RECORDS FOR THE EXERCISE
********************

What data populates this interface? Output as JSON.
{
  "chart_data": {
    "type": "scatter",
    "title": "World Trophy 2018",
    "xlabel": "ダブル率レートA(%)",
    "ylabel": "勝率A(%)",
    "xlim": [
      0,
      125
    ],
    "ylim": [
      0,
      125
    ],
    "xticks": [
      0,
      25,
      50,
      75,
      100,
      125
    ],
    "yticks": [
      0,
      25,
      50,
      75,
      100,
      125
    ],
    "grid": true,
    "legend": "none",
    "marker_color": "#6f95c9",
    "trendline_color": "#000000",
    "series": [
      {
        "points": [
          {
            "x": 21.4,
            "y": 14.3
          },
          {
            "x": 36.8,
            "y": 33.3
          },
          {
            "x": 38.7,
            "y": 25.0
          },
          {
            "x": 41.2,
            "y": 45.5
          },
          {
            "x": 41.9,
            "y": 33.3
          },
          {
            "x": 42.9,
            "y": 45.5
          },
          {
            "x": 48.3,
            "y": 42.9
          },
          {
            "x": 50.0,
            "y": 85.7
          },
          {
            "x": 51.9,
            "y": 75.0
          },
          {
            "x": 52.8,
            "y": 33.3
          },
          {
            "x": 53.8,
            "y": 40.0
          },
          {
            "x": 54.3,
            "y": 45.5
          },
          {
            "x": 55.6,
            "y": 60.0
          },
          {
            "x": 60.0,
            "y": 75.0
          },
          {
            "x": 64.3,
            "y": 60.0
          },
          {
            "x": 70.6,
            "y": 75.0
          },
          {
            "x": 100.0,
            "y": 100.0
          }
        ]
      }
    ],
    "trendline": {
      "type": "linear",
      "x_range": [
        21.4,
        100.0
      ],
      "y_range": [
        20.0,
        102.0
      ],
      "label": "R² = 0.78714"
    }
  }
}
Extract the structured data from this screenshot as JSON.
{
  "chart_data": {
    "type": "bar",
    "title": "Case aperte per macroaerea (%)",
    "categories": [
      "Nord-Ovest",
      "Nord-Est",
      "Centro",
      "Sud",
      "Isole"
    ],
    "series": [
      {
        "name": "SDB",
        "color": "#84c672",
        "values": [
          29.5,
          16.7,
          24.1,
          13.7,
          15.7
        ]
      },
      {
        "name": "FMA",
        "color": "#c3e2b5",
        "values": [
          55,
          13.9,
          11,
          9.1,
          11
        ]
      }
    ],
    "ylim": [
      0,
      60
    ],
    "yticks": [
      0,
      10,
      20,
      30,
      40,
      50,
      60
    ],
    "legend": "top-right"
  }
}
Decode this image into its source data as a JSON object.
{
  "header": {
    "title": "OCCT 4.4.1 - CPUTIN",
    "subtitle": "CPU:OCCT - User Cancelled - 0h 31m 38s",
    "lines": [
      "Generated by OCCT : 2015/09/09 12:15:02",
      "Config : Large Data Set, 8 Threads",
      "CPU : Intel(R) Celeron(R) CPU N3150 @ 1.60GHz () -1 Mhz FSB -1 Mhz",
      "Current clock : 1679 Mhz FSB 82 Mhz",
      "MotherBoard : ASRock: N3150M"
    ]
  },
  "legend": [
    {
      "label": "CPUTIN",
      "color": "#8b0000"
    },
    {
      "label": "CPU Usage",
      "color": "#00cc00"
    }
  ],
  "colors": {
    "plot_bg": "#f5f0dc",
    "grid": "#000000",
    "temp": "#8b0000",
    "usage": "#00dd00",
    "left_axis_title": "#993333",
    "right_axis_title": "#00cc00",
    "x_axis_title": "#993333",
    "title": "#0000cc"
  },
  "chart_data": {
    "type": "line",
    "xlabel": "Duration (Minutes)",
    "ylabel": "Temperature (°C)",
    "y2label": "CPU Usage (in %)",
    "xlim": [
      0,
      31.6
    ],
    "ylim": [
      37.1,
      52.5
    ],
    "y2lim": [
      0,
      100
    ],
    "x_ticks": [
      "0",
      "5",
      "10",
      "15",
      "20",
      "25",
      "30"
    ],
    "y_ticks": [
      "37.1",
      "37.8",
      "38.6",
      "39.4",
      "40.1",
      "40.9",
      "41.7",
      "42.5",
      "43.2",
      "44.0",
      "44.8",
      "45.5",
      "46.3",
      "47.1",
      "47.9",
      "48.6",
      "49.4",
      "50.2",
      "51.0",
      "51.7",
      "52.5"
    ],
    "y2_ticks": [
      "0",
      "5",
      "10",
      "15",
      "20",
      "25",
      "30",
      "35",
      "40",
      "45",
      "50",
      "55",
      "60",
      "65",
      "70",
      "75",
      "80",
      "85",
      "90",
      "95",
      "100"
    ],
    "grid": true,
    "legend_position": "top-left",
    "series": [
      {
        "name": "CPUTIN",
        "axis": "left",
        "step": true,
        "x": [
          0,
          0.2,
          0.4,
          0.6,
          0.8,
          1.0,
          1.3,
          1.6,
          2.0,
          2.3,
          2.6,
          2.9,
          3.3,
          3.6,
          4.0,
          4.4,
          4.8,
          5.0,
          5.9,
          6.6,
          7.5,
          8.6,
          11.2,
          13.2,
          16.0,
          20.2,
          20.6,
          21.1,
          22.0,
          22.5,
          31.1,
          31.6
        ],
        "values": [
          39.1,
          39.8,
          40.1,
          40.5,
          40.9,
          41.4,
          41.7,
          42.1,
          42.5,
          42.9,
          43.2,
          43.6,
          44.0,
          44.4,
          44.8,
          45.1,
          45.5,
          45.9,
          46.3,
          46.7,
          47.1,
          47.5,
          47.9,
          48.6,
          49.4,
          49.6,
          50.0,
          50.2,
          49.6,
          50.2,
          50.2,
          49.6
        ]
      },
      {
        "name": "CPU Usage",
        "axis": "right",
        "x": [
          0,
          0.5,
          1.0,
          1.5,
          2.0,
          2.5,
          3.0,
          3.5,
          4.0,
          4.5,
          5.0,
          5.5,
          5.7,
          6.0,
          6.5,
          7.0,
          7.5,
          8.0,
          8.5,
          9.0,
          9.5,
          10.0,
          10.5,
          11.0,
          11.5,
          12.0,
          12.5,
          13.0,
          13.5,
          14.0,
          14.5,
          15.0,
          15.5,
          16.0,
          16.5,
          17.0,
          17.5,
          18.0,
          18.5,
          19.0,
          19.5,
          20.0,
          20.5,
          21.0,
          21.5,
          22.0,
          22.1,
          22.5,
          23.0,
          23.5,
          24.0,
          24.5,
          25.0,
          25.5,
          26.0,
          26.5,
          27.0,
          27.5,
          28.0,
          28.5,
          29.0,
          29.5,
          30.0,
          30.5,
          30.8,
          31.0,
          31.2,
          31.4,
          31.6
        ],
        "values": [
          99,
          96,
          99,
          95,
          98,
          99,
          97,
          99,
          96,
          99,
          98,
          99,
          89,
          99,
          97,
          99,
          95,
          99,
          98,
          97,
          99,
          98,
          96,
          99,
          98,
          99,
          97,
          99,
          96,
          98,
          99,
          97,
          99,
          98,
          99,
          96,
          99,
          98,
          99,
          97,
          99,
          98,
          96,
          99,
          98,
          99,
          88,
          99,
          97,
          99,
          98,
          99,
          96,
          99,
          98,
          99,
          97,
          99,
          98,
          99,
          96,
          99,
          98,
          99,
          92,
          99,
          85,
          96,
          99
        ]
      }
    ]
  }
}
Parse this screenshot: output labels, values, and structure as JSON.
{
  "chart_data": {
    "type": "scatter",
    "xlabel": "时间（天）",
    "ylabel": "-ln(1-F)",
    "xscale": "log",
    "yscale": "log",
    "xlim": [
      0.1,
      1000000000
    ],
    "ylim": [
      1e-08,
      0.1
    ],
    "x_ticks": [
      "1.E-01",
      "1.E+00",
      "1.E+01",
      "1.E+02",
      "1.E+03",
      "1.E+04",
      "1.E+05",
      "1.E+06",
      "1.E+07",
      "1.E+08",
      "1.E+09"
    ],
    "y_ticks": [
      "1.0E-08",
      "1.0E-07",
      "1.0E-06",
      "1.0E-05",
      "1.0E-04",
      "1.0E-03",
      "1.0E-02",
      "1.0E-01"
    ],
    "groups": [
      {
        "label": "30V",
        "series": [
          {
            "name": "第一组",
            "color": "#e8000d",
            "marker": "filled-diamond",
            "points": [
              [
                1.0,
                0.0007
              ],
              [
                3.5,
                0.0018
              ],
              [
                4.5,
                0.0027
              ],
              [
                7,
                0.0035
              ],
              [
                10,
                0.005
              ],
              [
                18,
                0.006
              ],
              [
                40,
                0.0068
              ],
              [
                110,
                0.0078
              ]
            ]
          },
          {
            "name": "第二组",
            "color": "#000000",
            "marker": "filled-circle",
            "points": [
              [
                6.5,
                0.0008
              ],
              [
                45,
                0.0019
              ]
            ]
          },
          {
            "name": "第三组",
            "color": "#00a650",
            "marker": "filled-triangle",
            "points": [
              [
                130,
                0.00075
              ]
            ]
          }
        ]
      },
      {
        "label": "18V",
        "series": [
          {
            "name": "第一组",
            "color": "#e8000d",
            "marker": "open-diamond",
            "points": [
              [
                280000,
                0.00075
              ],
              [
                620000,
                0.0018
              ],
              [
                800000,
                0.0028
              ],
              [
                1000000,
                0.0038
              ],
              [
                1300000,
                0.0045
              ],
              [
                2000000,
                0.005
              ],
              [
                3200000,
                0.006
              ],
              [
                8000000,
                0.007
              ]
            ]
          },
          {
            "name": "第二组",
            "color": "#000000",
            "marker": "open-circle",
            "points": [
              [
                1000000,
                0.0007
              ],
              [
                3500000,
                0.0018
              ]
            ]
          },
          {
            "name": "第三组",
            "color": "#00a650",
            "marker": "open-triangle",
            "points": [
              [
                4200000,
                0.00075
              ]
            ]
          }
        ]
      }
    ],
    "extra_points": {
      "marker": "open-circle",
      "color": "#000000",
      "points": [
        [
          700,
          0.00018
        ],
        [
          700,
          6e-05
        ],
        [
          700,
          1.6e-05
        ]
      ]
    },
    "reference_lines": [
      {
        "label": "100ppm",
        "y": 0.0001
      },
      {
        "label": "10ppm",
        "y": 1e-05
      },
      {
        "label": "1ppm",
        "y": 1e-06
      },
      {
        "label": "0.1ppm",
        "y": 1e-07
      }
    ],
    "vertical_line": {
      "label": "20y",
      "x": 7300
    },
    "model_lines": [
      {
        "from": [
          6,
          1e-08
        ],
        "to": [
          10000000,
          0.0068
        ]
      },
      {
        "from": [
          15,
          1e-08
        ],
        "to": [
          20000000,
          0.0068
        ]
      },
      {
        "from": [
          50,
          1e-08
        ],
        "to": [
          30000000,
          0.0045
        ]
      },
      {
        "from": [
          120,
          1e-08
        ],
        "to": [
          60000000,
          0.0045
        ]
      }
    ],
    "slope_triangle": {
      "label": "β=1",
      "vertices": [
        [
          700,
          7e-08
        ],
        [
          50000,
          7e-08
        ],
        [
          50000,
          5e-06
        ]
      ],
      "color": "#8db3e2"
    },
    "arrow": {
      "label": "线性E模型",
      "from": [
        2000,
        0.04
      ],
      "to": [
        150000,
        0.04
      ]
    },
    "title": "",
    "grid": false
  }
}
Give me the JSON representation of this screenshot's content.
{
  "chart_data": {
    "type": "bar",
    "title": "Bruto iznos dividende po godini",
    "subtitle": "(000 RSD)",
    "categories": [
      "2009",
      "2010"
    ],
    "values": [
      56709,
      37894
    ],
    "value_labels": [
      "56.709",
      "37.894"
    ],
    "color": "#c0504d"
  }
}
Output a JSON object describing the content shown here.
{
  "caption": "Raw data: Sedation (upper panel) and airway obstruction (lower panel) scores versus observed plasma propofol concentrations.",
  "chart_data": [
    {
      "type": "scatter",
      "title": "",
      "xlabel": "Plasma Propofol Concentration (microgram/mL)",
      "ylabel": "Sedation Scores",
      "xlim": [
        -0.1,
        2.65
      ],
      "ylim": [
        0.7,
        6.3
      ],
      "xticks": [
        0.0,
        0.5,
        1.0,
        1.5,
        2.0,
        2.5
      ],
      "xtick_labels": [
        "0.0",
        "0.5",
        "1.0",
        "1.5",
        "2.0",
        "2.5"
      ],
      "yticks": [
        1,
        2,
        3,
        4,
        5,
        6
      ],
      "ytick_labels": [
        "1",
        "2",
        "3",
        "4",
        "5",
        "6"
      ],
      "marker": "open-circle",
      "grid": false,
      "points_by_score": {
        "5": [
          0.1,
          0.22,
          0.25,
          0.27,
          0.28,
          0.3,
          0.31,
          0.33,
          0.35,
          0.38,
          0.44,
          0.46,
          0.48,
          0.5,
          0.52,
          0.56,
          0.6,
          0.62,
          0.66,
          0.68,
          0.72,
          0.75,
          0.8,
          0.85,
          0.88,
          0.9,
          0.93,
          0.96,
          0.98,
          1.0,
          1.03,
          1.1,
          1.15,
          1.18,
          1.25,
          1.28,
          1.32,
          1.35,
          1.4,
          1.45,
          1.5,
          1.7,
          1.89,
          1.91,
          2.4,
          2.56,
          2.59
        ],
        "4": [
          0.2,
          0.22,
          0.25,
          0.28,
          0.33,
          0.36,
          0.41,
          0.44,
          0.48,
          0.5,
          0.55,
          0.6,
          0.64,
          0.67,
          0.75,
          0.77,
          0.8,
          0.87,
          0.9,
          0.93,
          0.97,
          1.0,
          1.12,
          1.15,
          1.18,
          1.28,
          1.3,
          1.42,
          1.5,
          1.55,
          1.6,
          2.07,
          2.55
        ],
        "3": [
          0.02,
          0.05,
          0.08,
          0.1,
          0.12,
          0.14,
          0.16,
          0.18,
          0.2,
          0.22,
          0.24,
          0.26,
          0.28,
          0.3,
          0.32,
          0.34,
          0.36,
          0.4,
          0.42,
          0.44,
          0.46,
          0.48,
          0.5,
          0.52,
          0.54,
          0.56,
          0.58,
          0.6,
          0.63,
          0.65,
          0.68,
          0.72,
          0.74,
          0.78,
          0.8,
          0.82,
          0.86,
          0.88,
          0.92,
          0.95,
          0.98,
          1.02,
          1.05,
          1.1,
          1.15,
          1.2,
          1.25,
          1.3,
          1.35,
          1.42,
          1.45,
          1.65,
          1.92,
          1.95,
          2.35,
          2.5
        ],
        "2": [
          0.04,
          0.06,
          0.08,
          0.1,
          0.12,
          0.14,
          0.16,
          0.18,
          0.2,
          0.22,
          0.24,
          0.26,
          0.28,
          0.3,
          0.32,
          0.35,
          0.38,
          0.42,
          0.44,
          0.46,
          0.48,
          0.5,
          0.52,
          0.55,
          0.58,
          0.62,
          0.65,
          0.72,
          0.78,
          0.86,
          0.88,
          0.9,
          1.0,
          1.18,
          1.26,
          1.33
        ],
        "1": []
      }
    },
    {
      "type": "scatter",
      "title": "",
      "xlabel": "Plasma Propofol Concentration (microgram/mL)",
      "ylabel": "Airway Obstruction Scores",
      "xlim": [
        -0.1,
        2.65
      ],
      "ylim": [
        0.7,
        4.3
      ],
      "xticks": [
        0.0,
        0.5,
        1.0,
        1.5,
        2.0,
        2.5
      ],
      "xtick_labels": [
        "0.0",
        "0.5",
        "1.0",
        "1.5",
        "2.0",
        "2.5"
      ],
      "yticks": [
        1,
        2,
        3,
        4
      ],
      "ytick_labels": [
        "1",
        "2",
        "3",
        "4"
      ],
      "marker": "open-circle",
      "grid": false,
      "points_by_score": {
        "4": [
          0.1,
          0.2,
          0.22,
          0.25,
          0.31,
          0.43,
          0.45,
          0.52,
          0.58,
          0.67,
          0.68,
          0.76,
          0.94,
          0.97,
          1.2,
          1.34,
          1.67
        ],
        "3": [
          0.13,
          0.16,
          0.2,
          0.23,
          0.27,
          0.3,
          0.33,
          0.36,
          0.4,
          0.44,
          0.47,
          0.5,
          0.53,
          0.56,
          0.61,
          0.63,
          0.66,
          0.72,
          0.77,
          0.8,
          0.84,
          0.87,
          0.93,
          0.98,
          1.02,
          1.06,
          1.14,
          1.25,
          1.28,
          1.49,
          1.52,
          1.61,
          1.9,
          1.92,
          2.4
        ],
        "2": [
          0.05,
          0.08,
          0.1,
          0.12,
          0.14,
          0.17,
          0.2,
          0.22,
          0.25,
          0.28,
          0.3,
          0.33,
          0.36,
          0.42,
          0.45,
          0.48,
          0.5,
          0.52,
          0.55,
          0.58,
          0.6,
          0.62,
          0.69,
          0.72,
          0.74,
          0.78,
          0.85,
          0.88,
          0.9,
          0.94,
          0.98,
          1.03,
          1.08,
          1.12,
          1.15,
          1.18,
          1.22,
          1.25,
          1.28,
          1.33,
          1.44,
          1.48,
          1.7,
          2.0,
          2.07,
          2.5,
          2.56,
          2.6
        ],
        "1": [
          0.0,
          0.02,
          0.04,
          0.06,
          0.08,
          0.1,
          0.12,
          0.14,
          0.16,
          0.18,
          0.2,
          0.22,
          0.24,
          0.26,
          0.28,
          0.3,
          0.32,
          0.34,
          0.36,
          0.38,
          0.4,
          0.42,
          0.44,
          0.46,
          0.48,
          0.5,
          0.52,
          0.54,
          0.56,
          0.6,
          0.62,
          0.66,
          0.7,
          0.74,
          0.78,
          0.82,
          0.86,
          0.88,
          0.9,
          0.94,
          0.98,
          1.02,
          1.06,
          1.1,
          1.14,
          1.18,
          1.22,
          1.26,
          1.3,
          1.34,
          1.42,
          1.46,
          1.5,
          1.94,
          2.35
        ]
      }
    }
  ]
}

********************

WHAT YOU NEED TO DO
Write out every line of the listing that holds the word "content".

OUTPUT OF THE TASK
Give me the JSON representation of this screenshot's content.
Output a JSON object describing the content shown here.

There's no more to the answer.